__RECORDS FOR PROCESSING__.
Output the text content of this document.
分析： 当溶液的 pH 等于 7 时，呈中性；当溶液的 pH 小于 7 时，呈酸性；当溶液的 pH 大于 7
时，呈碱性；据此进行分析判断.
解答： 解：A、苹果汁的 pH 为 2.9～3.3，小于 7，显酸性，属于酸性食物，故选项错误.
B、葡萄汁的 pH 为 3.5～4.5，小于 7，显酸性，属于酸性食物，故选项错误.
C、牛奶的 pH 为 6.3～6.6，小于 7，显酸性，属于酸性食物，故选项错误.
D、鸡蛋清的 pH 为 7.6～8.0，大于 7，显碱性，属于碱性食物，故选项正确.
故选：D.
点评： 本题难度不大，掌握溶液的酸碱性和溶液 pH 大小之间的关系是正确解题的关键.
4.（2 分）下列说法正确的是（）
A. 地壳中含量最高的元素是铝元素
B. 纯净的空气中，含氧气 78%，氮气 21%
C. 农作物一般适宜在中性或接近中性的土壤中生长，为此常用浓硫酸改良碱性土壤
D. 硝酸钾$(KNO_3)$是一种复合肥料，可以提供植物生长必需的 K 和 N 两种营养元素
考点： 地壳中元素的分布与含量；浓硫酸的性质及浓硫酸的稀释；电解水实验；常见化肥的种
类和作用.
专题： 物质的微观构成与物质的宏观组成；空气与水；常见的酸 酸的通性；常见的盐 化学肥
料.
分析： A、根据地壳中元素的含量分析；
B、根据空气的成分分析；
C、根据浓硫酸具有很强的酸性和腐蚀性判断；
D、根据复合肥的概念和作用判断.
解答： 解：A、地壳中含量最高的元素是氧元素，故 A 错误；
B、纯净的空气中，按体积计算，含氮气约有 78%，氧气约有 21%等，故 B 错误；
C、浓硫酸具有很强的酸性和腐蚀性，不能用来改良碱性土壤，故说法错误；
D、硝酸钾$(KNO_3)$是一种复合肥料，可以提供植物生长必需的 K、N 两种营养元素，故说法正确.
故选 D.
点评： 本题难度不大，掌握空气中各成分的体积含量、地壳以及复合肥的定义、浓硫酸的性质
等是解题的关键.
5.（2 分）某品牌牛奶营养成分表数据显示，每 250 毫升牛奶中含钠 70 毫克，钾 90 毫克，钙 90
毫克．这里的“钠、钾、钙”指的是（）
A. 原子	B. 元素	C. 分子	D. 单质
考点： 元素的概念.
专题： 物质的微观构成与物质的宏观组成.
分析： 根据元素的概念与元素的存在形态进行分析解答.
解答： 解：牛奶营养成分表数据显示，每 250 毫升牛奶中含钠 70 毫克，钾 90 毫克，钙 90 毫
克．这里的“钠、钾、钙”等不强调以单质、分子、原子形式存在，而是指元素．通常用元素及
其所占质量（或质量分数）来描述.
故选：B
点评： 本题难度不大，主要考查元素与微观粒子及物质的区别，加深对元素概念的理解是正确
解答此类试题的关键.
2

__STATED PROBLEM__. Restate the records, all of them, precisely as written.

__IN RESPONSE__.
Output the text content of this document.
分析： 当溶液的 pH 等于 7 时，呈中性；当溶液的 pH 小于 7 时，呈酸性；当溶液的 pH 大于 7
时，呈碱性；据此进行分析判断.
解答： 解：A、苹果汁的 pH 为 2.9～3.3，小于 7，显酸性，属于酸性食物，故选项错误.
B、葡萄汁的 pH 为 3.5～4.5，小于 7，显酸性，属于酸性食物，故选项错误.
C、牛奶的 pH 为 6.3～6.6，小于 7，显酸性，属于酸性食物，故选项错误.
D、鸡蛋清的 pH 为 7.6～8.0，大于 7，显碱性，属于碱性食物，故选项正确.
故选：D.
点评： 本题难度不大，掌握溶液的酸碱性和溶液 pH 大小之间的关系是正确解题的关键.
4.（2 分）下列说法正确的是（）
A. 地壳中含量最高的元素是铝元素
B. 纯净的空气中，含氧气 78%，氮气 21%
C. 农作物一般适宜在中性或接近中性的土壤中生长，为此常用浓硫酸改良碱性土壤
D. 硝酸钾$(KNO_3)$是一种复合肥料，可以提供植物生长必需的 K 和 N 两种营养元素
考点： 地壳中元素的分布与含量；浓硫酸的性质及浓硫酸的稀释；电解水实验；常见化肥的种
类和作用.
专题： 物质的微观构成与物质的宏观组成；空气与水；常见的酸 酸的通性；常见的盐 化学肥
料.
分析： A、根据地壳中元素的含量分析；
B、根据空气的成分分析；
C、根据浓硫酸具有很强的酸性和腐蚀性判断；
D、根据复合肥的概念和作用判断.
解答： 解：A、地壳中含量最高的元素是氧元素，故 A 错误；
B、纯净的空气中，按体积计算，含氮气约有 78%，氧气约有 21%等，故 B 错误；
C、浓硫酸具有很强的酸性和腐蚀性，不能用来改良碱性土壤，故说法错误；
D、硝酸钾$(KNO_3)$是一种复合肥料，可以提供植物生长必需的 K、N 两种营养元素，故说法正确.
故选 D.
点评： 本题难度不大，掌握空气中各成分的体积含量、地壳以及复合肥的定义、浓硫酸的性质
等是解题的关键.
5.（2 分）某品牌牛奶营养成分表数据显示，每 250 毫升牛奶中含钠 70 毫克，钾 90 毫克，钙 90
毫克．这里的“钠、钾、钙”指的是（）
A. 原子	B. 元素	C. 分子	D. 单质
考点： 元素的概念.
专题： 物质的微观构成与物质的宏观组成.
分析： 根据元素的概念与元素的存在形态进行分析解答.
解答： 解：牛奶营养成分表数据显示，每 250 毫升牛奶中含钠 70 毫克，钾 90 毫克，钙 90 毫
克．这里的“钠、钾、钙”等不强调以单质、分子、原子形式存在，而是指元素．通常用元素及
其所占质量（或质量分数）来描述.
故选：B
点评： 本题难度不大，主要考查元素与微观粒子及物质的区别，加深对元素概念的理解是正确
解答此类试题的关键.
2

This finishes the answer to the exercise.